REQUIREMENTS
The entries below are to be written out again without alteration.

===

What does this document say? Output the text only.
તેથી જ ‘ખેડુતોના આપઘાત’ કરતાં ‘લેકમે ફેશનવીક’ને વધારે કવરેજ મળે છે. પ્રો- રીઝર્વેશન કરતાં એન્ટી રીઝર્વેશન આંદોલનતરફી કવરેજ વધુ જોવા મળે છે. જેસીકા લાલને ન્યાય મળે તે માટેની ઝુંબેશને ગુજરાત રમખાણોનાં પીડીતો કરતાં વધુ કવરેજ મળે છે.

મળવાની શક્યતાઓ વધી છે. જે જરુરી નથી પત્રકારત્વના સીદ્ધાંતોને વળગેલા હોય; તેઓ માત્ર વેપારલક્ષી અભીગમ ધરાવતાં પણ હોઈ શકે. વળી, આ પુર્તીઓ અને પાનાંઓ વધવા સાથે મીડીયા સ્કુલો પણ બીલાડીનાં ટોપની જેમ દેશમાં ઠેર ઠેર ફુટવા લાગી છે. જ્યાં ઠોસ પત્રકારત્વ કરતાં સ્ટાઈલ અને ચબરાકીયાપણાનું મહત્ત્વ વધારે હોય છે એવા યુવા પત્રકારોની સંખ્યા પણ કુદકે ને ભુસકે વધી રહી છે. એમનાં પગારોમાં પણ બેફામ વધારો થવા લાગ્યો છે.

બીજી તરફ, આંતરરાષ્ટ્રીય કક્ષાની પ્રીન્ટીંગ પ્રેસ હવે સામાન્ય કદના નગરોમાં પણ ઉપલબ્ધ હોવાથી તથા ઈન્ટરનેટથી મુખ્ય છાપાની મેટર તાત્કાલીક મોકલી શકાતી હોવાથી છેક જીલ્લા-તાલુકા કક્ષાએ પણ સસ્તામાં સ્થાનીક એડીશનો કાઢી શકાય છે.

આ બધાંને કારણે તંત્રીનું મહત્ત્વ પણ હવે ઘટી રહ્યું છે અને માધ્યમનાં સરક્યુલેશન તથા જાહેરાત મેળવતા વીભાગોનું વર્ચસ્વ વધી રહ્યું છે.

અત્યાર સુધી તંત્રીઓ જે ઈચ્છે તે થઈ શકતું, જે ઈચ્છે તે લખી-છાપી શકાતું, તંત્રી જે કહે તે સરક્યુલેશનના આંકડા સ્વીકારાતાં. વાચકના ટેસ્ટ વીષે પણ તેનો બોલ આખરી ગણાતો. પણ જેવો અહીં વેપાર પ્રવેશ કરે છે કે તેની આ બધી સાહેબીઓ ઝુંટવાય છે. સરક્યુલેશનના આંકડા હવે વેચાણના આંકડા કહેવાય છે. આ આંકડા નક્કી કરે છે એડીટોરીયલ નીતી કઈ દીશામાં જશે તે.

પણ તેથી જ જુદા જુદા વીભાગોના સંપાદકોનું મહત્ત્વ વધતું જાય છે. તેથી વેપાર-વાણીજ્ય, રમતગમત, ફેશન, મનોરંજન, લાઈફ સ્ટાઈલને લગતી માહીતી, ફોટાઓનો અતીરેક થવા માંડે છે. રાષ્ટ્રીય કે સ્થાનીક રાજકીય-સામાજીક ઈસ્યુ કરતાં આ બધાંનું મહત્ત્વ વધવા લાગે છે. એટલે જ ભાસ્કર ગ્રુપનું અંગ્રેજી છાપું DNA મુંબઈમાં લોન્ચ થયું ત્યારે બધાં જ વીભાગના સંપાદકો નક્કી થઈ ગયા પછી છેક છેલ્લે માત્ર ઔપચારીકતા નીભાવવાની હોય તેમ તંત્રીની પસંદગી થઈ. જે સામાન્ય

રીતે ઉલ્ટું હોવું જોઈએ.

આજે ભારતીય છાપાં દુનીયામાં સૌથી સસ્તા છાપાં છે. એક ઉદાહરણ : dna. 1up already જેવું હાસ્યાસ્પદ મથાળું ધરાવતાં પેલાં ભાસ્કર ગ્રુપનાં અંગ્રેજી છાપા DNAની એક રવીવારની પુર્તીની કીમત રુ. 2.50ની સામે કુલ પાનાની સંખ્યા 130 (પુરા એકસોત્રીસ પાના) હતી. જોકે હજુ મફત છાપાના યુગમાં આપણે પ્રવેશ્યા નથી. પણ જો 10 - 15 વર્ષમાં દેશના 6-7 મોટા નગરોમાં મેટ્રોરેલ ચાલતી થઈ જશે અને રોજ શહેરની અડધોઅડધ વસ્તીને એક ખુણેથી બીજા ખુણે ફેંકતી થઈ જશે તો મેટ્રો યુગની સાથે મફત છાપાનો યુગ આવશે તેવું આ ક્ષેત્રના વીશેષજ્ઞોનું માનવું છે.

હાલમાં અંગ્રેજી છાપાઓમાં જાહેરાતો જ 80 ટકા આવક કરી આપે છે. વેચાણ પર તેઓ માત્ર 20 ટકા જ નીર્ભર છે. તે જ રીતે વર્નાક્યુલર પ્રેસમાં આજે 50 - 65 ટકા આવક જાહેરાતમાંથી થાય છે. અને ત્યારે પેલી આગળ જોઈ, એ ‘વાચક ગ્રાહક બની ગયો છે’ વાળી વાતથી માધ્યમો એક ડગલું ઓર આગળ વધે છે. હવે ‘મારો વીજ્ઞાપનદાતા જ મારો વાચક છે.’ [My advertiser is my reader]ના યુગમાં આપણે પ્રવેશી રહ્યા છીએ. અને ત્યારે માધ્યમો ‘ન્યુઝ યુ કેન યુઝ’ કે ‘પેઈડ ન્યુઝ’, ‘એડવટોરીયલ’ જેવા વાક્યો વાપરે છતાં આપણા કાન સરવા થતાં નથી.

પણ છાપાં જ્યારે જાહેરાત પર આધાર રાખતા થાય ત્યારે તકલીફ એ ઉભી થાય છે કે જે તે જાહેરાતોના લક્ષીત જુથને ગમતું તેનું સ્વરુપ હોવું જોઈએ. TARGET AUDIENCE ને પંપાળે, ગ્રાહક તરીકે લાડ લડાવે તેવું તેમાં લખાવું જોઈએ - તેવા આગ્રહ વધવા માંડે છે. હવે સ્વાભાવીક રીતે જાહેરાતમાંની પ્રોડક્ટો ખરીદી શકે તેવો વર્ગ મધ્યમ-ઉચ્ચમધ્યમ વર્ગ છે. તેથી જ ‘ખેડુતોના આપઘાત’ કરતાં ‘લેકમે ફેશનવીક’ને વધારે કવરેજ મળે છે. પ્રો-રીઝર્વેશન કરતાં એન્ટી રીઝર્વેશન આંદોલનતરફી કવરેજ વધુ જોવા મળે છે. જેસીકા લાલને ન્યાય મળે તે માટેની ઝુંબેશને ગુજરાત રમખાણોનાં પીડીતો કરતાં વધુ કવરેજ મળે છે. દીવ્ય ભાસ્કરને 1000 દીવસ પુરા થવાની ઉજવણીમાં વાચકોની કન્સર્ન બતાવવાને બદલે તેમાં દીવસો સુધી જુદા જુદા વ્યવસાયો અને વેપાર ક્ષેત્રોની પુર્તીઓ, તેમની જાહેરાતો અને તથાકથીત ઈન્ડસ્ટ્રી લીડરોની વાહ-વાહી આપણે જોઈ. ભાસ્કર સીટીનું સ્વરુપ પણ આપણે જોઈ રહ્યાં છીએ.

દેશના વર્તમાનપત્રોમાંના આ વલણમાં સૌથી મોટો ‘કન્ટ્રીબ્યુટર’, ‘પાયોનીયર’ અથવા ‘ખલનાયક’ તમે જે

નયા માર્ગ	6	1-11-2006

===

WRITTEN RESPONSE
What does this document say? Output the text only.
તેથી જ ‘ખેડુતોના આપઘાત’ કરતાં ‘લેકમે ફેશનવીક’ને વધારે કવરેજ મળે છે. પ્રો- રીઝર્વેશન કરતાં એન્ટી રીઝર્વેશન આંદોલનતરફી કવરેજ વધુ જોવા મળે છે. જેસીકા લાલને ન્યાય મળે તે માટેની ઝુંબેશને ગુજરાત રમખાણોનાં પીડીતો કરતાં વધુ કવરેજ મળે છે.

મળવાની શક્યતાઓ વધી છે. જે જરુરી નથી પત્રકારત્વના સીદ્ધાંતોને વળગેલા હોય; તેઓ માત્ર વેપારલક્ષી અભીગમ ધરાવતાં પણ હોઈ શકે. વળી, આ પુર્તીઓ અને પાનાંઓ વધવા સાથે મીડીયા સ્કુલો પણ બીલાડીનાં ટોપની જેમ દેશમાં ઠેર ઠેર ફુટવા લાગી છે. જ્યાં ઠોસ પત્રકારત્વ કરતાં સ્ટાઈલ અને ચબરાકીયાપણાનું મહત્ત્વ વધારે હોય છે એવા યુવા પત્રકારોની સંખ્યા પણ કુદકે ને ભુસકે વધી રહી છે. એમનાં પગારોમાં પણ બેફામ વધારો થવા લાગ્યો છે.

બીજી તરફ, આંતરરાષ્ટ્રીય કક્ષાની પ્રીન્ટીંગ પ્રેસ હવે સામાન્ય કદના નગરોમાં પણ ઉપલબ્ધ હોવાથી તથા ઈન્ટરનેટથી મુખ્ય છાપાની મેટર તાત્કાલીક મોકલી શકાતી હોવાથી છેક જીલ્લા-તાલુકા કક્ષાએ પણ સસ્તામાં સ્થાનીક એડીશનો કાઢી શકાય છે.

આ બધાંને કારણે તંત્રીનું મહત્ત્વ પણ હવે ઘટી રહ્યું છે અને માધ્યમનાં સરક્યુલેશન તથા જાહેરાત મેળવતા વીભાગોનું વર્ચસ્વ વધી રહ્યું છે.

અત્યાર સુધી તંત્રીઓ જે ઈચ્છે તે થઈ શકતું, જે ઈચ્છે તે લખી-છાપી શકાતું, તંત્રી જે કહે તે સરક્યુલેશનના આંકડા સ્વીકારાતાં. વાચકના ટેસ્ટ વીષે પણ તેનો બોલ આખરી ગણાતો. પણ જેવો અહીં વેપાર પ્રવેશ કરે છે કે તેની આ બધી સાહેબીઓ ઝુંટવાય છે. સરક્યુલેશનના આંકડા હવે વેચાણના આંકડા કહેવાય છે. આ આંકડા નક્કી કરે છે એડીટોરીયલ નીતી કઈ દીશામાં જશે તે.

પણ તેથી જ જુદા જુદા વીભાગોના સંપાદકોનું મહત્ત્વ વધતું જાય છે. તેથી વેપાર-વાણીજ્ય, રમતગમત, ફેશન, મનોરંજન, લાઈફ સ્ટાઈલને લગતી માહીતી, ફોટાઓનો અતીરેક થવા માંડે છે. રાષ્ટ્રીય કે સ્થાનીક રાજકીય-સામાજીક ઈસ્યુ કરતાં આ બધાંનું મહત્ત્વ વધવા લાગે છે. એટલે જ ભાસ્કર ગ્રુપનું અંગ્રેજી છાપું DNA મુંબઈમાં લોન્ચ થયું ત્યારે બધાં જ વીભાગના સંપાદકો નક્કી થઈ ગયા પછી છેક છેલ્લે માત્ર ઔપચારીકતા નીભાવવાની હોય તેમ તંત્રીની પસંદગી થઈ. જે સામાન્ય

રીતે ઉલ્ટું હોવું જોઈએ.

આજે ભારતીય છાપાં દુનીયામાં સૌથી સસ્તા છાપાં છે. એક ઉદાહરણ : dna. 1up already જેવું હાસ્યાસ્પદ મથાળું ધરાવતાં પેલાં ભાસ્કર ગ્રુપનાં અંગ્રેજી છાપા DNAની એક રવીવારની પુર્તીની કીમત રુ. 2.50ની સામે કુલ પાનાની સંખ્યા 130 (પુરા એકસોત્રીસ પાના) હતી. જોકે હજુ મફત છાપાના યુગમાં આપણે પ્રવેશ્યા નથી. પણ જો 10 - 15 વર્ષમાં દેશના 6-7 મોટા નગરોમાં મેટ્રોરેલ ચાલતી થઈ જશે અને રોજ શહેરની અડધોઅડધ વસ્તીને એક ખુણેથી બીજા ખુણે ફેંકતી થઈ જશે તો મેટ્રો યુગની સાથે મફત છાપાનો યુગ આવશે તેવું આ ક્ષેત્રના વીશેષજ્ઞોનું માનવું છે.

હાલમાં અંગ્રેજી છાપાઓમાં જાહેરાતો જ 80 ટકા આવક કરી આપે છે. વેચાણ પર તેઓ માત્ર 20 ટકા જ નીર્ભર છે. તે જ રીતે વર્નાક્યુલર પ્રેસમાં આજે 50 - 65 ટકા આવક જાહેરાતમાંથી થાય છે. અને ત્યારે પેલી આગળ જોઈ, એ ‘વાચક ગ્રાહક બની ગયો છે’ વાળી વાતથી માધ્યમો એક ડગલું ઓર આગળ વધે છે. હવે ‘મારો વીજ્ઞાપનદાતા જ મારો વાચક છે.’ [My advertiser is my reader]ના યુગમાં આપણે પ્રવેશી રહ્યા છીએ. અને ત્યારે માધ્યમો ‘ન્યુઝ યુ કેન યુઝ’ કે ‘પેઈડ ન્યુઝ’, ‘એડવટોરીયલ’ જેવા વાક્યો વાપરે છતાં આપણા કાન સરવા થતાં નથી.

પણ છાપાં જ્યારે જાહેરાત પર આધાર રાખતા થાય ત્યારે તકલીફ એ ઉભી થાય છે કે જે તે જાહેરાતોના લક્ષીત જુથને ગમતું તેનું સ્વરુપ હોવું જોઈએ. TARGET AUDIENCE ને પંપાળે, ગ્રાહક તરીકે લાડ લડાવે તેવું તેમાં લખાવું જોઈએ - તેવા આગ્રહ વધવા માંડે છે. હવે સ્વાભાવીક રીતે જાહેરાતમાંની પ્રોડક્ટો ખરીદી શકે તેવો વર્ગ મધ્યમ-ઉચ્ચમધ્યમ વર્ગ છે. તેથી જ ‘ખેડુતોના આપઘાત’ કરતાં ‘લેકમે ફેશનવીક’ને વધારે કવરેજ મળે છે. પ્રો-રીઝર્વેશન કરતાં એન્ટી રીઝર્વેશન આંદોલનતરફી કવરેજ વધુ જોવા મળે છે. જેસીકા લાલને ન્યાય મળે તે માટેની ઝુંબેશને ગુજરાત રમખાણોનાં પીડીતો કરતાં વધુ કવરેજ મળે છે. દીવ્ય ભાસ્કરને 1000 દીવસ પુરા થવાની ઉજવણીમાં વાચકોની કન્સર્ન બતાવવાને બદલે તેમાં દીવસો સુધી જુદા જુદા વ્યવસાયો અને વેપાર ક્ષેત્રોની પુર્તીઓ, તેમની જાહેરાતો અને તથાકથીત ઈન્ડસ્ટ્રી લીડરોની વાહ-વાહી આપણે જોઈ. ભાસ્કર સીટીનું સ્વરુપ પણ આપણે જોઈ રહ્યાં છીએ.

દેશના વર્તમાનપત્રોમાંના આ વલણમાં સૌથી મોટો ‘કન્ટ્રીબ્યુટર’, ‘પાયોનીયર’ અથવા ‘ખલનાયક’ તમે જે

નયા માર્ગ	6	1-11-2006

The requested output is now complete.